#### [WRITTEN PROBLEM]
Print the lines from the line with "area-step <box>452 45 466 325</box>" to the line with "area-step <box>230 45 244 451</box>", copying each one exactly.

#### [DATA LISTING]
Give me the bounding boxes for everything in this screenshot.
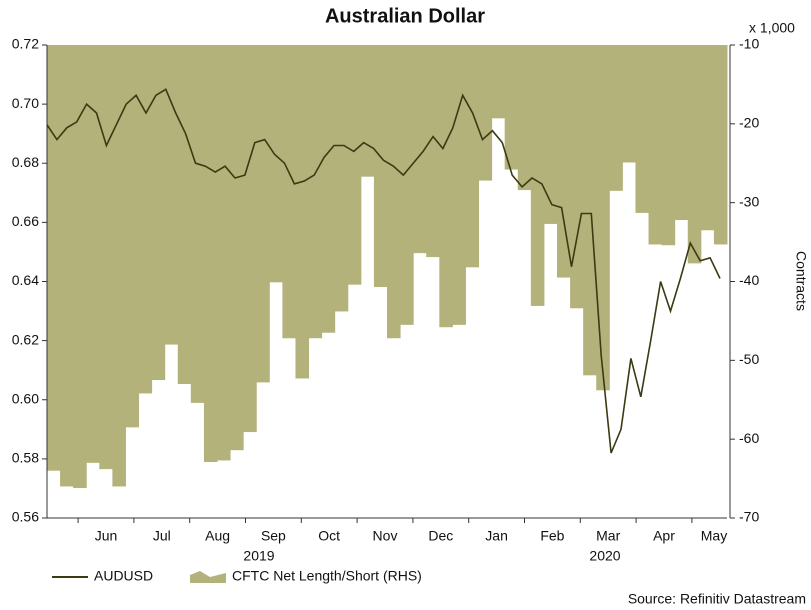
area-step <box>452 45 466 325</box>
area-step <box>439 45 453 328</box>
area-step <box>321 45 336 333</box>
x-tick-label: Apr <box>653 528 675 544</box>
y-tick-label: 0.58 <box>12 450 39 466</box>
area-step <box>230 45 244 451</box>
y2-tick-label: -70 <box>739 509 759 525</box>
y2-tick-label: -60 <box>739 430 759 446</box>
area-step <box>47 45 61 471</box>
area-step <box>557 45 571 278</box>
area-step <box>112 45 126 487</box>
year-label: 2019 <box>243 548 274 564</box>
x-tick-label: Dec <box>428 528 453 544</box>
area-step <box>635 45 650 213</box>
line-series <box>46 88 721 454</box>
y2-unit: x 1,000 <box>749 20 795 36</box>
area-step <box>387 45 401 339</box>
x-tick-label: Oct <box>318 528 340 544</box>
area-step <box>60 45 74 487</box>
y-tick-label: 0.68 <box>12 154 39 170</box>
y2-axis-label: Contracts <box>793 251 809 311</box>
area-step <box>700 45 715 231</box>
y-tick-label: 0.72 <box>12 36 39 52</box>
area-step <box>400 45 414 325</box>
area-step <box>217 45 231 461</box>
area-step <box>269 45 283 283</box>
x-tick-label: Nov <box>373 528 398 544</box>
year-label: 2020 <box>589 548 620 564</box>
area-step <box>661 45 676 246</box>
area-step <box>491 45 506 119</box>
area-step <box>622 45 636 163</box>
source-note: Source: Refinitiv Datastream <box>628 591 806 607</box>
area-step <box>125 45 140 428</box>
legend-label: CFTC Net Length/Short (RHS) <box>232 568 422 584</box>
area-step <box>243 45 257 433</box>
area-step <box>203 45 218 463</box>
area-step <box>596 45 610 391</box>
area-step <box>138 45 153 394</box>
y-tick-label: 0.60 <box>12 390 39 406</box>
area-step <box>583 45 597 376</box>
area-step <box>504 45 519 170</box>
y-tick-label: 0.62 <box>12 331 39 347</box>
x-tick-label: Aug <box>205 528 230 544</box>
y2-tick-label: -40 <box>739 272 759 288</box>
area-step <box>73 45 87 489</box>
area-step <box>648 45 663 245</box>
area-step <box>308 45 323 339</box>
area-step <box>360 45 375 177</box>
area-step <box>164 45 179 345</box>
y2-tick-label: -30 <box>739 193 759 209</box>
area-step <box>177 45 192 384</box>
area-step <box>413 45 427 254</box>
area-step <box>713 45 728 245</box>
y-tick-label: 0.70 <box>12 95 39 111</box>
y-tick-label: 0.56 <box>12 509 39 525</box>
area-step <box>256 45 270 383</box>
area-step <box>465 45 480 268</box>
area-step <box>334 45 349 312</box>
area-step <box>426 45 440 258</box>
chart-title: Australian Dollar <box>325 5 485 27</box>
x-tick-label: May <box>701 528 727 544</box>
legend-swatch <box>190 571 226 583</box>
area-step <box>99 45 113 470</box>
area-step <box>373 45 388 288</box>
y-tick-label: 0.64 <box>12 272 39 288</box>
area-step <box>687 45 702 264</box>
area-step <box>86 45 100 463</box>
x-tick-label: Jan <box>485 528 508 544</box>
area-step <box>190 45 205 403</box>
line-layer <box>46 88 721 454</box>
area-step <box>530 45 545 306</box>
y-tick-label: 0.66 <box>12 213 39 229</box>
area-step <box>674 45 689 221</box>
y2-tick-label: -50 <box>739 351 759 367</box>
x-tick-label: Feb <box>540 528 564 544</box>
y2-tick-label: -20 <box>739 115 759 131</box>
area-step <box>517 45 532 191</box>
x-tick-label: Jun <box>95 528 118 544</box>
area-step <box>151 45 166 381</box>
area-step <box>543 45 558 224</box>
y2-tick-label: -10 <box>739 36 759 52</box>
area-step <box>295 45 310 379</box>
x-tick-label: Mar <box>596 528 620 544</box>
area-step <box>282 45 296 339</box>
area-step <box>347 45 362 285</box>
legend-label: AUDUSD <box>94 568 153 584</box>
x-tick-label: Sep <box>261 528 286 544</box>
area-layer <box>47 45 728 489</box>
area-step <box>478 45 493 181</box>
area-step <box>609 45 623 191</box>
area-step <box>570 45 584 309</box>
x-tick-label: Jul <box>153 528 171 544</box>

#### [EXERCISE ANSWER]
area-step <box>452 45 466 325</box>
area-step <box>439 45 453 328</box>
area-step <box>321 45 336 333</box>
x-tick-label: Apr <box>653 528 675 544</box>
y-tick-label: 0.58 <box>12 450 39 466</box>
area-step <box>230 45 244 451</box>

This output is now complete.